**Problem**: Present the data once more in exactly its original form.

-=-=-=-=-

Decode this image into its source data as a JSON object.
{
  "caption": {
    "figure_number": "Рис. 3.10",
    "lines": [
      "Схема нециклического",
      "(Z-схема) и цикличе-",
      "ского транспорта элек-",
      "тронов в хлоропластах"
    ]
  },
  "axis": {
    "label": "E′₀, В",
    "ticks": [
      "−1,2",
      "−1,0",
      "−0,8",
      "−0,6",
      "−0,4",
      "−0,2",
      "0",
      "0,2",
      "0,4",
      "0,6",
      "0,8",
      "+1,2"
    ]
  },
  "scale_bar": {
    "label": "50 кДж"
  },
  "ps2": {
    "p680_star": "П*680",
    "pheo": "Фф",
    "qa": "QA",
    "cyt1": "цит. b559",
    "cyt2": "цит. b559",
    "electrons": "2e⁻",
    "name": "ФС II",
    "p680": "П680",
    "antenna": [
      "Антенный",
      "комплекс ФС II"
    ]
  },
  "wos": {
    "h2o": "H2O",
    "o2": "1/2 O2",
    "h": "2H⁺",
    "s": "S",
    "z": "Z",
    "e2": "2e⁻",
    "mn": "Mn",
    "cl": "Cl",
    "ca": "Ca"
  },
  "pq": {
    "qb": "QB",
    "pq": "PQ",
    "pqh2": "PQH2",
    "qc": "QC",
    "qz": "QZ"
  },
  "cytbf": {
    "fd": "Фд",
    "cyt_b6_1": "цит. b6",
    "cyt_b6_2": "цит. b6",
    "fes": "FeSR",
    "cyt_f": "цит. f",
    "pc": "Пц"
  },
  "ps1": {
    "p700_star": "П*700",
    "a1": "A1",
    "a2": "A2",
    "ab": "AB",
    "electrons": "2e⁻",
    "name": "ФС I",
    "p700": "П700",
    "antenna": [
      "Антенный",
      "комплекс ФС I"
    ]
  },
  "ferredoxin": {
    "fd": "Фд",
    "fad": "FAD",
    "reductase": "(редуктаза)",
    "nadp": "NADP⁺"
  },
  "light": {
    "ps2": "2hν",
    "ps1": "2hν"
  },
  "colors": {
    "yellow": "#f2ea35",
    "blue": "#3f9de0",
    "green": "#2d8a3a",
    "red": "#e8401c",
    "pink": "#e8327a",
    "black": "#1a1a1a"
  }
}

-=-=-=-=-

**The completed task**:
Decode this image into its source data as a JSON object.
{
  "caption": {
    "figure_number": "Рис. 3.10",
    "lines": [
      "Схема нециклического",
      "(Z-схема) и цикличе-",
      "ского транспорта элек-",
      "тронов в хлоропластах"
    ]
  },
  "axis": {
    "label": "E′₀, В",
    "ticks": [
      "−1,2",
      "−1,0",
      "−0,8",
      "−0,6",
      "−0,4",
      "−0,2",
      "0",
      "0,2",
      "0,4",
      "0,6",
      "0,8",
      "+1,2"
    ]
  },
  "scale_bar": {
    "label": "50 кДж"
  },
  "ps2": {
    "p680_star": "П*680",
    "pheo": "Фф",
    "qa": "QA",
    "cyt1": "цит. b559",
    "cyt2": "цит. b559",
    "electrons": "2e⁻",
    "name": "ФС II",
    "p680": "П680",
    "antenna": [
      "Антенный",
      "комплекс ФС II"
    ]
  },
  "wos": {
    "h2o": "H2O",
    "o2": "1/2 O2",
    "h": "2H⁺",
    "s": "S",
    "z": "Z",
    "e2": "2e⁻",
    "mn": "Mn",
    "cl": "Cl",
    "ca": "Ca"
  },
  "pq": {
    "qb": "QB",
    "pq": "PQ",
    "pqh2": "PQH2",
    "qc": "QC",
    "qz": "QZ"
  },
  "cytbf": {
    "fd": "Фд",
    "cyt_b6_1": "цит. b6",
    "cyt_b6_2": "цит. b6",
    "fes": "FeSR",
    "cyt_f": "цит. f",
    "pc": "Пц"
  },
  "ps1": {
    "p700_star": "П*700",
    "a1": "A1",
    "a2": "A2",
    "ab": "AB",
    "electrons": "2e⁻",
    "name": "ФС I",
    "p700": "П700",
    "antenna": [
      "Антенный",
      "комплекс ФС I"
    ]
  },
  "ferredoxin": {
    "fd": "Фд",
    "fad": "FAD",
    "reductase": "(редуктаза)",
    "nadp": "NADP⁺"
  },
  "light": {
    "ps2": "2hν",
    "ps1": "2hν"
  },
  "colors": {
    "yellow": "#f2ea35",
    "blue": "#3f9de0",
    "green": "#2d8a3a",
    "red": "#e8401c",
    "pink": "#e8327a",
    "black": "#1a1a1a"
  }
}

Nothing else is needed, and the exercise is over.